→ Entries
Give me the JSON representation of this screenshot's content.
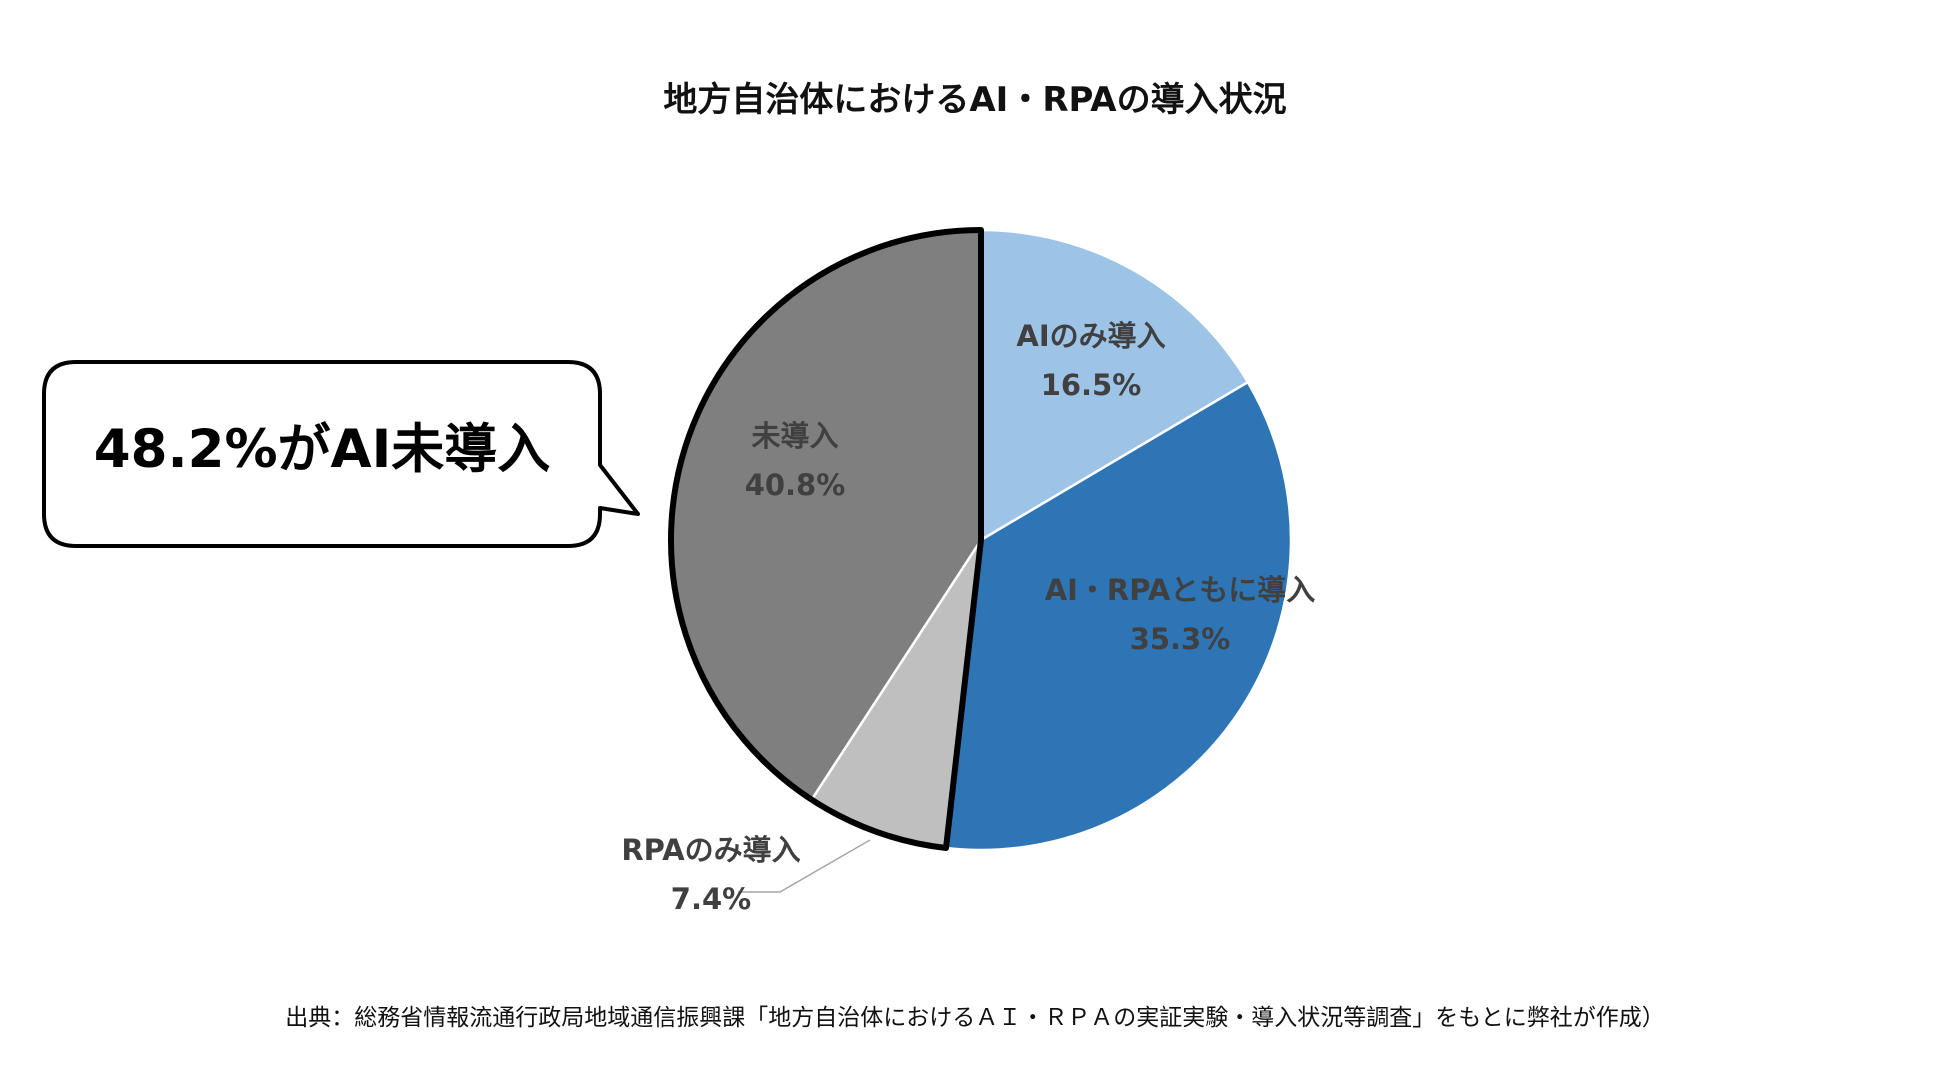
{
  "chart_data": {
    "type": "pie",
    "title": "地方自治体におけるAI・RPAの導入状況",
    "start": "12 o'clock",
    "direction": "clockwise",
    "slices": [
      {
        "label": "AIのみ導入",
        "value": 16.5,
        "value_label": "16.5%",
        "color": "#9dc3e6"
      },
      {
        "label": "AI・RPAともに導入",
        "value": 35.3,
        "value_label": "35.3%",
        "color": "#2e75b6"
      },
      {
        "label": "RPAのみ導入",
        "value": 7.4,
        "value_label": "7.4%",
        "color": "#bfbfbf"
      },
      {
        "label": "未導入",
        "value": 40.8,
        "value_label": "40.8%",
        "color": "#7f7f7f"
      }
    ],
    "highlight": "RPAのみ導入 + 未導入 (bold outline)"
  },
  "callout": {
    "text": "48.2%がAI未導入"
  },
  "source": "出典：総務省情報流通行政局地域通信振興課「地方自治体におけるＡＩ・ＲＰＡの実証実験・導入状況等調査」をもとに弊社が作成）"
}
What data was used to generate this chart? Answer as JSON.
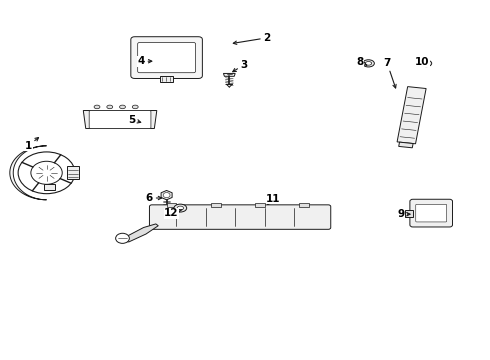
{
  "bg_color": "#ffffff",
  "line_color": "#1a1a1a",
  "label_color": "#000000",
  "label_positions": {
    "1": [
      0.058,
      0.595,
      0.085,
      0.625
    ],
    "2": [
      0.545,
      0.895,
      0.468,
      0.878
    ],
    "3": [
      0.498,
      0.82,
      0.468,
      0.795
    ],
    "4": [
      0.288,
      0.83,
      0.318,
      0.83
    ],
    "5": [
      0.268,
      0.668,
      0.295,
      0.657
    ],
    "6": [
      0.305,
      0.45,
      0.338,
      0.45
    ],
    "7": [
      0.79,
      0.825,
      0.81,
      0.745
    ],
    "8": [
      0.735,
      0.828,
      0.75,
      0.818
    ],
    "9": [
      0.818,
      0.405,
      0.845,
      0.405
    ],
    "10": [
      0.862,
      0.828,
      0.868,
      0.818
    ],
    "11": [
      0.558,
      0.448,
      0.545,
      0.43
    ],
    "12": [
      0.35,
      0.408,
      0.372,
      0.418
    ]
  }
}
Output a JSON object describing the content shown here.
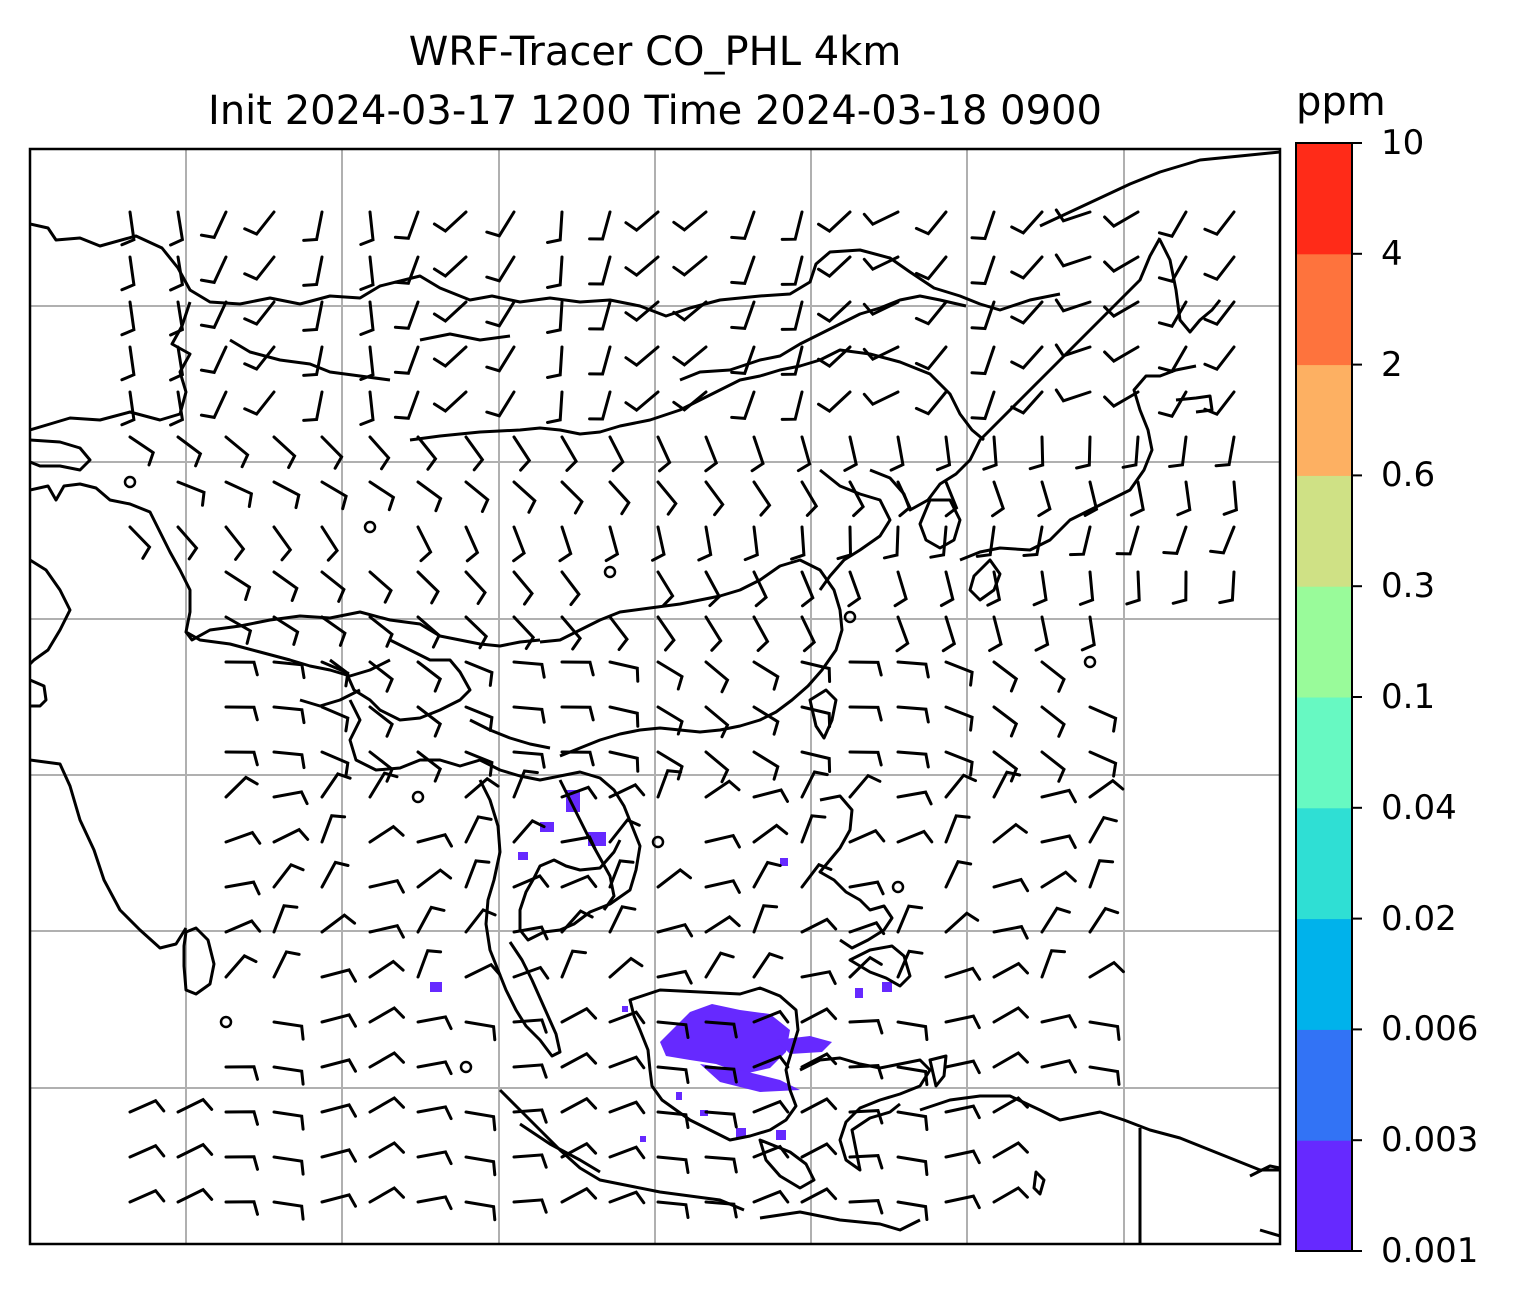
{
  "title": {
    "line1": "WRF-Tracer CO_PHL 4km",
    "line2": "Init 2024-03-17 1200 Time 2024-03-18 0900"
  },
  "colorbar": {
    "unit": "ppm",
    "levels": [
      "0.001",
      "0.003",
      "0.006",
      "0.02",
      "0.04",
      "0.1",
      "0.3",
      "0.6",
      "2",
      "4",
      "10"
    ],
    "colors": [
      "#6629FF",
      "#3273F5",
      "#00B2EB",
      "#2FDFD4",
      "#67F9C2",
      "#99FB9A",
      "#CFE185",
      "#FDB062",
      "#FE733D",
      "#FF2B18"
    ]
  },
  "map": {
    "gridlines": true,
    "coastline_color": "#000000",
    "gridline_color": "#b0b0b0",
    "tracer_plume_color": "#6629FF"
  }
}
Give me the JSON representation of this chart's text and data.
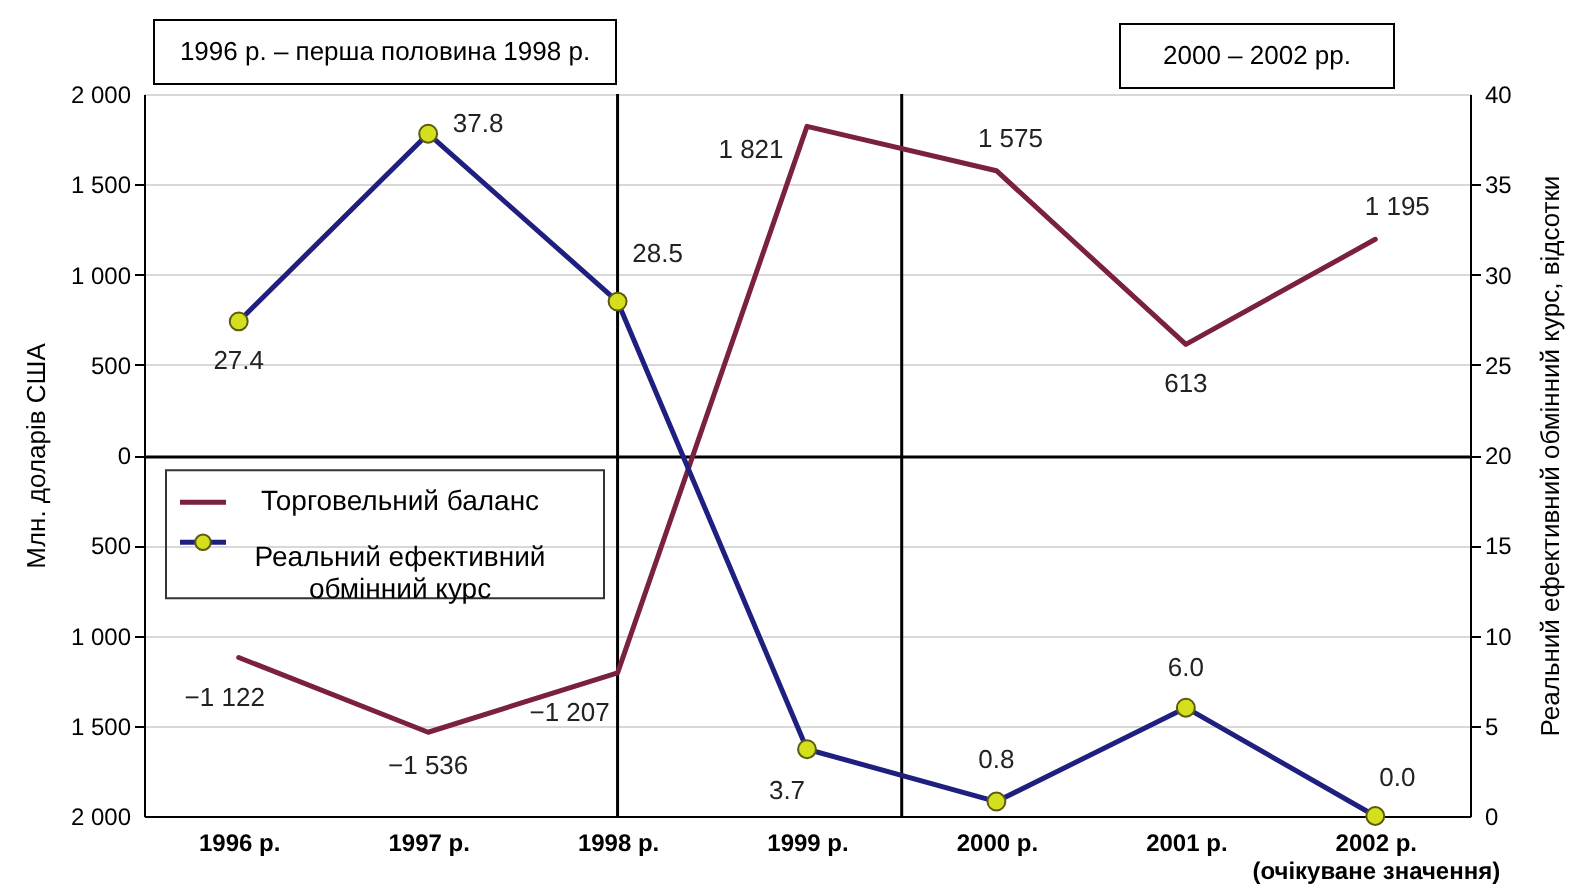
{
  "chart_data": {
    "type": "line",
    "annotations": [
      "1996 р. – перша половина 1998 р.",
      "2000 – 2002 рр."
    ],
    "ylabel": "Млн. доларів США",
    "y2label": "Реальний ефективний обмінний курс, відсотки",
    "x": [
      1996,
      1997,
      1998,
      1999,
      2000,
      2001,
      2002
    ],
    "xlim": [
      1995.5,
      2002.5
    ],
    "xticks": [
      {
        "value": 1996,
        "label": "1996 р."
      },
      {
        "value": 1997,
        "label": "1997 р."
      },
      {
        "value": 1998,
        "label": "1998 р."
      },
      {
        "value": 1999,
        "label": "1999 р."
      },
      {
        "value": 2000,
        "label": "2000 р."
      },
      {
        "value": 2001,
        "label": "2001 р."
      },
      {
        "value": 2002,
        "label": "2002 р.\n(очікуване значення)"
      }
    ],
    "ylim": [
      -2000,
      2000
    ],
    "yticks": [
      {
        "value": -2000,
        "label": "2 000"
      },
      {
        "value": -1500,
        "label": "1 500"
      },
      {
        "value": -1000,
        "label": "1 000"
      },
      {
        "value": -500,
        "label": "500"
      },
      0,
      500,
      {
        "value": 1000,
        "label": "1 000"
      },
      {
        "value": 1500,
        "label": "1 500"
      },
      {
        "value": 2000,
        "label": "2 000"
      }
    ],
    "y2lim": [
      0,
      40
    ],
    "y2ticks": [
      0,
      5,
      10,
      15,
      20,
      25,
      30,
      35,
      40
    ],
    "series": [
      {
        "name": "Торговельний баланс",
        "color": "#7a2142",
        "marker": "none",
        "values": [
          -1122,
          -1536,
          -1207,
          1821,
          1575,
          613,
          1195
        ],
        "value_labels": [
          "−1 122",
          "−1 536",
          "−1 207",
          "1 821",
          "1 575",
          "613",
          "1 195"
        ]
      },
      {
        "name": "Реальний ефективний обмінний курс",
        "color": "#1f1f80",
        "axis": "y2",
        "marker": "circle",
        "values": [
          27.4,
          37.8,
          28.5,
          3.7,
          0.8,
          6.0,
          0.0
        ],
        "value_labels": [
          "27.4",
          "37.8",
          "28.5",
          "3.7",
          "0.8",
          "6.0",
          "0.0"
        ]
      }
    ],
    "ref_lines": [
      {
        "axis": "x",
        "value": 1998,
        "color": "#000000"
      },
      {
        "axis": "x",
        "value": 1999.5,
        "color": "#000000"
      }
    ],
    "grid": "y",
    "legend": "left"
  }
}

→ Set task
Set down the complete material exactly, but do not include the images.

→ Response
Give me the JSON representation of this screenshot's content.
{
  "chart_data": {
    "type": "pie",
    "title": "地方自治体におけるAI・RPAの導入状況",
    "start": "12 o'clock",
    "direction": "clockwise",
    "slices": [
      {
        "label": "AIのみ導入",
        "value": 16.5,
        "value_label": "16.5%",
        "color": "#9dc3e6"
      },
      {
        "label": "AI・RPAともに導入",
        "value": 35.3,
        "value_label": "35.3%",
        "color": "#2e75b6"
      },
      {
        "label": "RPAのみ導入",
        "value": 7.4,
        "value_label": "7.4%",
        "color": "#bfbfbf"
      },
      {
        "label": "未導入",
        "value": 40.8,
        "value_label": "40.8%",
        "color": "#7f7f7f"
      }
    ],
    "highlight": "RPAのみ導入 + 未導入 (bold outline)"
  },
  "callout": {
    "text": "48.2%がAI未導入"
  },
  "source": "出典：総務省情報流通行政局地域通信振興課「地方自治体におけるＡＩ・ＲＰＡの実証実験・導入状況等調査」をもとに弊社が作成）"
}
What data was used to generate this chart? Answer as JSON.
{
  "bg_color": "#ffffff",
  "line_color": "#1a1a1a",
  "label_color": "#000000",
  "label_positions": {
    "1": [
      0.058,
      0.595,
      0.085,
      0.625
    ],
    "2": [
      0.545,
      0.895,
      0.468,
      0.878
    ],
    "3": [
      0.498,
      0.82,
      0.468,
      0.795
    ],
    "4": [
      0.288,
      0.83,
      0.318,
      0.83
    ],
    "5": [
      0.268,
      0.668,
      0.295,
      0.657
    ],
    "6": [
      0.305,
      0.45,
      0.338,
      0.45
    ],
    "7": [
      0.79,
      0.825,
      0.81,
      0.745
    ],
    "8": [
      0.735,
      0.828,
      0.75,
      0.818
    ],
    "9": [
      0.818,
      0.405,
      0.845,
      0.405
    ],
    "10": [
      0.862,
      0.828,
      0.868,
      0.818
    ],
    "11": [
      0.558,
      0.448,
      0.545,
      0.43
    ],
    "12": [
      0.35,
      0.408,
      0.372,
      0.418
    ]
  }
}
Output a JSON object describing the content shown here.
{
  "title": {
    "line1": "WRF-Tracer CO_PHL 4km",
    "line2": "Init 2024-03-17 1200 Time 2024-03-18 0900"
  },
  "colorbar": {
    "unit": "ppm",
    "levels": [
      "0.001",
      "0.003",
      "0.006",
      "0.02",
      "0.04",
      "0.1",
      "0.3",
      "0.6",
      "2",
      "4",
      "10"
    ],
    "colors": [
      "#6629FF",
      "#3273F5",
      "#00B2EB",
      "#2FDFD4",
      "#67F9C2",
      "#99FB9A",
      "#CFE185",
      "#FDB062",
      "#FE733D",
      "#FF2B18"
    ]
  },
  "map": {
    "gridlines": true,
    "coastline_color": "#000000",
    "gridline_color": "#b0b0b0",
    "tracer_plume_color": "#6629FF"
  }
}
Give me the JSON representation of this chart's text and data.
{
  "chart_data": {
    "type": "line",
    "annotations": [
      "1996 р. – перша половина 1998 р.",
      "2000 – 2002 рр."
    ],
    "ylabel": "Млн. доларів США",
    "y2label": "Реальний ефективний обмінний курс, відсотки",
    "x": [
      1996,
      1997,
      1998,
      1999,
      2000,
      2001,
      2002
    ],
    "xlim": [
      1995.5,
      2002.5
    ],
    "xticks": [
      {
        "value": 1996,
        "label": "1996 р."
      },
      {
        "value": 1997,
        "label": "1997 р."
      },
      {
        "value": 1998,
        "label": "1998 р."
      },
      {
        "value": 1999,
        "label": "1999 р."
      },
      {
        "value": 2000,
        "label": "2000 р."
      },
      {
        "value": 2001,
        "label": "2001 р."
      },
      {
        "value": 2002,
        "label": "2002 р.\n(очікуване значення)"
      }
    ],
    "ylim": [
      -2000,
      2000
    ],
    "yticks": [
      {
        "value": -2000,
        "label": "2 000"
      },
      {
        "value": -1500,
        "label": "1 500"
      },
      {
        "value": -1000,
        "label": "1 000"
      },
      {
        "value": -500,
        "label": "500"
      },
      0,
      500,
      {
        "value": 1000,
        "label": "1 000"
      },
      {
        "value": 1500,
        "label": "1 500"
      },
      {
        "value": 2000,
        "label": "2 000"
      }
    ],
    "y2lim": [
      0,
      40
    ],
    "y2ticks": [
      0,
      5,
      10,
      15,
      20,
      25,
      30,
      35,
      40
    ],
    "series": [
      {
        "name": "Торговельний баланс",
        "color": "#7a2142",
        "marker": "none",
        "values": [
          -1122,
          -1536,
          -1207,
          1821,
          1575,
          613,
          1195
        ],
        "value_labels": [
          "−1 122",
          "−1 536",
          "−1 207",
          "1 821",
          "1 575",
          "613",
          "1 195"
        ]
      },
      {
        "name": "Реальний ефективний обмінний курс",
        "color": "#1f1f80",
        "axis": "y2",
        "marker": "circle",
        "values": [
          27.4,
          37.8,
          28.5,
          3.7,
          0.8,
          6.0,
          0.0
        ],
        "value_labels": [
          "27.4",
          "37.8",
          "28.5",
          "3.7",
          "0.8",
          "6.0",
          "0.0"
        ]
      }
    ],
    "ref_lines": [
      {
        "axis": "x",
        "value": 1998,
        "color": "#000000"
      },
      {
        "axis": "x",
        "value": 1999.5,
        "color": "#000000"
      }
    ],
    "grid": "y",
    "legend": "left"
  }
}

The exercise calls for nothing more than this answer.